Copy every entry exactly.

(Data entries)
/---
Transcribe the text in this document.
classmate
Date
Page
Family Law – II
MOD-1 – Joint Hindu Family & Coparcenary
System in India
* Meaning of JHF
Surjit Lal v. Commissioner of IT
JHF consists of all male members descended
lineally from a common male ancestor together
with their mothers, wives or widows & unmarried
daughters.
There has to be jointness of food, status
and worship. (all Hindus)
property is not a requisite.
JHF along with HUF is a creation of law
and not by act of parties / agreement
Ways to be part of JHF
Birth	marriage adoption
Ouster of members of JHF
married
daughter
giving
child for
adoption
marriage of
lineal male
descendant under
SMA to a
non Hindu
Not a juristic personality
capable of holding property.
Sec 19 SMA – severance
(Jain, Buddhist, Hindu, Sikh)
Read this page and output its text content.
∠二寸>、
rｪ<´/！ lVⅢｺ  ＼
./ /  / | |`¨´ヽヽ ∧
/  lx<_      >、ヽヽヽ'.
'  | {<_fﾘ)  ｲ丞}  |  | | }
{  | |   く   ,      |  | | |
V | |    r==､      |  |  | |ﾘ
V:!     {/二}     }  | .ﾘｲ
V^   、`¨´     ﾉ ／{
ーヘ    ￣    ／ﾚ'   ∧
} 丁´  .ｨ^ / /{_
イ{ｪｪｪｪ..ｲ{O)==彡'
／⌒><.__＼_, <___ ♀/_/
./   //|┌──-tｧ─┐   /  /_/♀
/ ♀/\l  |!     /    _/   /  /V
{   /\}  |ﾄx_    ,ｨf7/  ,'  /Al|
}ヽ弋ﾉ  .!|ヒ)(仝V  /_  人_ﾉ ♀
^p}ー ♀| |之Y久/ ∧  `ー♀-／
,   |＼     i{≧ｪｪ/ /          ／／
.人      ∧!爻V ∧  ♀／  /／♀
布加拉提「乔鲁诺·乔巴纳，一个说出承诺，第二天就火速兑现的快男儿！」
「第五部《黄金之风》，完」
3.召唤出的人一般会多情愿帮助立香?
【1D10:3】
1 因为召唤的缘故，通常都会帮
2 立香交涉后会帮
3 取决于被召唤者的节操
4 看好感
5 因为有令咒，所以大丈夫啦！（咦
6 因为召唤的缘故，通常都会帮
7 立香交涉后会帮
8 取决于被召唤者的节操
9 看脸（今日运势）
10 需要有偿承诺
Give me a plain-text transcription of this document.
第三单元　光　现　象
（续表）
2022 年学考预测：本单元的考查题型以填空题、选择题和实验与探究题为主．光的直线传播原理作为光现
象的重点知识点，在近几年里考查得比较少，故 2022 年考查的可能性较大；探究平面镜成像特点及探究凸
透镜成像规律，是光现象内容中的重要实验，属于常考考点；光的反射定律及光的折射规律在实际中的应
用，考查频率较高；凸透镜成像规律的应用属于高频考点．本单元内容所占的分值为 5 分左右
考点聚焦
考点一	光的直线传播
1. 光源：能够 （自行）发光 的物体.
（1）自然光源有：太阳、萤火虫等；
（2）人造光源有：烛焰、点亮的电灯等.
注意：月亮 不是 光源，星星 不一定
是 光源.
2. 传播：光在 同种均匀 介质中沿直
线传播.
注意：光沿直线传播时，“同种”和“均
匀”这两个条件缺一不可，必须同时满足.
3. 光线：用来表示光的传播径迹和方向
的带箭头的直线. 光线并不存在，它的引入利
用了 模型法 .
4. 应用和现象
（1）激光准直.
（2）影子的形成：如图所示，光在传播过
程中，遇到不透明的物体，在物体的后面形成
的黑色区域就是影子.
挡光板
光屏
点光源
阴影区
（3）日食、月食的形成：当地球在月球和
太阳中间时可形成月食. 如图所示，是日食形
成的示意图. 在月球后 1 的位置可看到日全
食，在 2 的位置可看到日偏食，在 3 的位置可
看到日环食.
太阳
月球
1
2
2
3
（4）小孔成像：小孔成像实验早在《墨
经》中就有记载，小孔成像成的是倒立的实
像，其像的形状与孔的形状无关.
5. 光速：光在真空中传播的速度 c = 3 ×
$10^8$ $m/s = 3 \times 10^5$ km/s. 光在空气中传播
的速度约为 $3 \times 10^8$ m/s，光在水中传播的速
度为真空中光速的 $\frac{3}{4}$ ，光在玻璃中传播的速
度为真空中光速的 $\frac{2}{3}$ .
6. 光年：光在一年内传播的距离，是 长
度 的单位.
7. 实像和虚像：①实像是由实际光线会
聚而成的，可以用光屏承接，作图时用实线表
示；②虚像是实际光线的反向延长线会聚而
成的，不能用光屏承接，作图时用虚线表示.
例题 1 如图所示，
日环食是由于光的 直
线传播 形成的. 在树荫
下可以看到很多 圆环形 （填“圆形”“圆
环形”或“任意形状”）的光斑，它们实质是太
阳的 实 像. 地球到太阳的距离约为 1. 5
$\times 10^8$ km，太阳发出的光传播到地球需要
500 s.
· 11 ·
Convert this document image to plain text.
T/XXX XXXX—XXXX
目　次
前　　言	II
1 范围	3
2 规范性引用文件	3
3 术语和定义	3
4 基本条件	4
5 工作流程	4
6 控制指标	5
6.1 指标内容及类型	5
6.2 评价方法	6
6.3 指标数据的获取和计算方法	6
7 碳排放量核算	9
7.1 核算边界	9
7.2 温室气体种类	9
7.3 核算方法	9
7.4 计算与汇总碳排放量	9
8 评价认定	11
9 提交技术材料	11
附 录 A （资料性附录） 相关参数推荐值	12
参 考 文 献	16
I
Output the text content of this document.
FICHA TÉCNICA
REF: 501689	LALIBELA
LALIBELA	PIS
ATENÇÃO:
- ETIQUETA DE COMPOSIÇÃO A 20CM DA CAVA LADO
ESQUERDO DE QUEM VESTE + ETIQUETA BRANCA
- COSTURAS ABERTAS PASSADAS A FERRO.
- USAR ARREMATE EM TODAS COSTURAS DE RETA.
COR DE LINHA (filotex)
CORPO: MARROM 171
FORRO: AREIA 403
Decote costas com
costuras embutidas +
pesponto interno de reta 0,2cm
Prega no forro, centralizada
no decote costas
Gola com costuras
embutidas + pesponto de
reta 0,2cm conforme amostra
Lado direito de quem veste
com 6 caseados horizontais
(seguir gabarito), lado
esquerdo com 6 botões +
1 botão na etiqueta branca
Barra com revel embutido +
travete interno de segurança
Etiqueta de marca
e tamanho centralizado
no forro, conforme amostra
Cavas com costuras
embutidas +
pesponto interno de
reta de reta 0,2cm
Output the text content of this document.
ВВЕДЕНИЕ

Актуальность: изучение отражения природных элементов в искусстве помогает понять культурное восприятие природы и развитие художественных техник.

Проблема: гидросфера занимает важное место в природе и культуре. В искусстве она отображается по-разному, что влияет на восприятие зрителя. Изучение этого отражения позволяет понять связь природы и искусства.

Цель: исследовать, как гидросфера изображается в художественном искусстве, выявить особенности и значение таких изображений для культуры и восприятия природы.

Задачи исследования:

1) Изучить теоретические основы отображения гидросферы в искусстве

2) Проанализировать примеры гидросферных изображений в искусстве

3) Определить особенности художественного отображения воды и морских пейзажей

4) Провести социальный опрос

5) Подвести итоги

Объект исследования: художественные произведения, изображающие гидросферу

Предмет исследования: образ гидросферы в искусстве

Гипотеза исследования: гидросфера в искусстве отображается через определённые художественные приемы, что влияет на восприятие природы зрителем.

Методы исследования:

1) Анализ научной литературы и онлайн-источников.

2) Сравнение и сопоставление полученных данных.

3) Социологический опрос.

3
\---
▸ **OUTPUT OF THE EXERCISE**:
Transcribe the text in this document.
classmate
Date
Page
Family Law – II
MOD-1 – Joint Hindu Family & Coparcenary
System in India
* Meaning of JHF
Surjit Lal v. Commissioner of IT
JHF consists of all male members descended
lineally from a common male ancestor together
with their mothers, wives or widows & unmarried
daughters.
There has to be jointness of food, status
and worship. (all Hindus)
property is not a requisite.
JHF along with HUF is a creation of law
and not by act of parties / agreement
Ways to be part of JHF
Birth	marriage adoption
Ouster of members of JHF
married
daughter
giving
child for
adoption
marriage of
lineal male
descendant under
SMA to a
non Hindu
Not a juristic personality
capable of holding property.
Sec 19 SMA – severance
(Jain, Buddhist, Hindu, Sikh)
Read this page and output its text content.
∠二寸>、
rｪ<´/！ lVⅢｺ  ＼
./ /  / | |`¨´ヽヽ ∧
/  lx<_      >、ヽヽヽ'.
'  | {<_fﾘ)  ｲ丞}  |  | | }
{  | |   く   ,      |  | | |
V | |    r==､      |  |  | |ﾘ
V:!     {/二}     }  | .ﾘｲ
V^   、`¨´     ﾉ ／{
ーヘ    ￣    ／ﾚ'   ∧
} 丁´  .ｨ^ / /{_
イ{ｪｪｪｪ..ｲ{O)==彡'
／⌒><.__＼_, <___ ♀/_/
./   //|┌──-tｧ─┐   /  /_/♀
/ ♀/\l  |!     /    _/   /  /V
{   /\}  |ﾄx_    ,ｨf7/  ,'  /Al|
}ヽ弋ﾉ  .!|ヒ)(仝V  /_  人_ﾉ ♀
^p}ー ♀| |之Y久/ ∧  `ー♀-／
,   |＼     i{≧ｪｪ/ /          ／／
.人      ∧!爻V ∧  ♀／  /／♀
布加拉提「乔鲁诺·乔巴纳，一个说出承诺，第二天就火速兑现的快男儿！」
「第五部《黄金之风》，完」
3.召唤出的人一般会多情愿帮助立香?
【1D10:3】
1 因为召唤的缘故，通常都会帮
2 立香交涉后会帮
3 取决于被召唤者的节操
4 看好感
5 因为有令咒，所以大丈夫啦！（咦
6 因为召唤的缘故，通常都会帮
7 立香交涉后会帮
8 取决于被召唤者的节操
9 看脸（今日运势）
10 需要有偿承诺
Give me a plain-text transcription of this document.
第三单元　光　现　象
（续表）
2022 年学考预测：本单元的考查题型以填空题、选择题和实验与探究题为主．光的直线传播原理作为光现
象的重点知识点，在近几年里考查得比较少，故 2022 年考查的可能性较大；探究平面镜成像特点及探究凸
透镜成像规律，是光现象内容中的重要实验，属于常考考点；光的反射定律及光的折射规律在实际中的应
用，考查频率较高；凸透镜成像规律的应用属于高频考点．本单元内容所占的分值为 5 分左右
考点聚焦
考点一	光的直线传播
1. 光源：能够 （自行）发光 的物体.
（1）自然光源有：太阳、萤火虫等；
（2）人造光源有：烛焰、点亮的电灯等.
注意：月亮 不是 光源，星星 不一定
是 光源.
2. 传播：光在 同种均匀 介质中沿直
线传播.
注意：光沿直线传播时，“同种”和“均
匀”这两个条件缺一不可，必须同时满足.
3. 光线：用来表示光的传播径迹和方向
的带箭头的直线. 光线并不存在，它的引入利
用了 模型法 .
4. 应用和现象
（1）激光准直.
（2）影子的形成：如图所示，光在传播过
程中，遇到不透明的物体，在物体的后面形成
的黑色区域就是影子.
挡光板
光屏
点光源
阴影区
（3）日食、月食的形成：当地球在月球和
太阳中间时可形成月食. 如图所示，是日食形
成的示意图. 在月球后 1 的位置可看到日全
食，在 2 的位置可看到日偏食，在 3 的位置可
看到日环食.
太阳
月球
1
2
2
3
（4）小孔成像：小孔成像实验早在《墨
经》中就有记载，小孔成像成的是倒立的实
像，其像的形状与孔的形状无关.
5. 光速：光在真空中传播的速度 c = 3 ×
$10^8$ $m/s = 3 \times 10^5$ km/s. 光在空气中传播
的速度约为 $3 \times 10^8$ m/s，光在水中传播的速
度为真空中光速的 $\frac{3}{4}$ ，光在玻璃中传播的速
度为真空中光速的 $\frac{2}{3}$ .
6. 光年：光在一年内传播的距离，是 长
度 的单位.
7. 实像和虚像：①实像是由实际光线会
聚而成的，可以用光屏承接，作图时用实线表
示；②虚像是实际光线的反向延长线会聚而
成的，不能用光屏承接，作图时用虚线表示.
例题 1 如图所示，
日环食是由于光的 直
线传播 形成的. 在树荫
下可以看到很多 圆环形 （填“圆形”“圆
环形”或“任意形状”）的光斑，它们实质是太
阳的 实 像. 地球到太阳的距离约为 1. 5
$\times 10^8$ km，太阳发出的光传播到地球需要
500 s.
· 11 ·
Convert this document image to plain text.
T/XXX XXXX—XXXX
目　次
前　　言	II
1 范围	3
2 规范性引用文件	3
3 术语和定义	3
4 基本条件	4
5 工作流程	4
6 控制指标	5
6.1 指标内容及类型	5
6.2 评价方法	6
6.3 指标数据的获取和计算方法	6
7 碳排放量核算	9
7.1 核算边界	9
7.2 温室气体种类	9
7.3 核算方法	9
7.4 计算与汇总碳排放量	9
8 评价认定	11
9 提交技术材料	11
附 录 A （资料性附录） 相关参数推荐值	12
参 考 文 献	16
I
Output the text content of this document.
FICHA TÉCNICA
REF: 501689	LALIBELA
LALIBELA	PIS
ATENÇÃO:
- ETIQUETA DE COMPOSIÇÃO A 20CM DA CAVA LADO
ESQUERDO DE QUEM VESTE + ETIQUETA BRANCA
- COSTURAS ABERTAS PASSADAS A FERRO.
- USAR ARREMATE EM TODAS COSTURAS DE RETA.
COR DE LINHA (filotex)
CORPO: MARROM 171
FORRO: AREIA 403
Decote costas com
costuras embutidas +
pesponto interno de reta 0,2cm
Prega no forro, centralizada
no decote costas
Gola com costuras
embutidas + pesponto de
reta 0,2cm conforme amostra
Lado direito de quem veste
com 6 caseados horizontais
(seguir gabarito), lado
esquerdo com 6 botões +
1 botão na etiqueta branca
Barra com revel embutido +
travete interno de segurança
Etiqueta de marca
e tamanho centralizado
no forro, conforme amostra
Cavas com costuras
embutidas +
pesponto interno de
reta de reta 0,2cm
Output the text content of this document.
ВВЕДЕНИЕ

Актуальность: изучение отражения природных элементов в искусстве помогает понять культурное восприятие природы и развитие художественных техник.

Проблема: гидросфера занимает важное место в природе и культуре. В искусстве она отображается по-разному, что влияет на восприятие зрителя. Изучение этого отражения позволяет понять связь природы и искусства.

Цель: исследовать, как гидросфера изображается в художественном искусстве, выявить особенности и значение таких изображений для культуры и восприятия природы.

Задачи исследования:

1) Изучить теоретические основы отображения гидросферы в искусстве

2) Проанализировать примеры гидросферных изображений в искусстве

3) Определить особенности художественного отображения воды и морских пейзажей

4) Провести социальный опрос

5) Подвести итоги

Объект исследования: художественные произведения, изображающие гидросферу

Предмет исследования: образ гидросферы в искусстве

Гипотеза исследования: гидросфера в искусстве отображается через определённые художественные приемы, что влияет на восприятие природы зрителем.

Методы исследования:

1) Анализ научной литературы и онлайн-источников.

2) Сравнение и сопоставление полученных данных.

3) Социологический опрос.

3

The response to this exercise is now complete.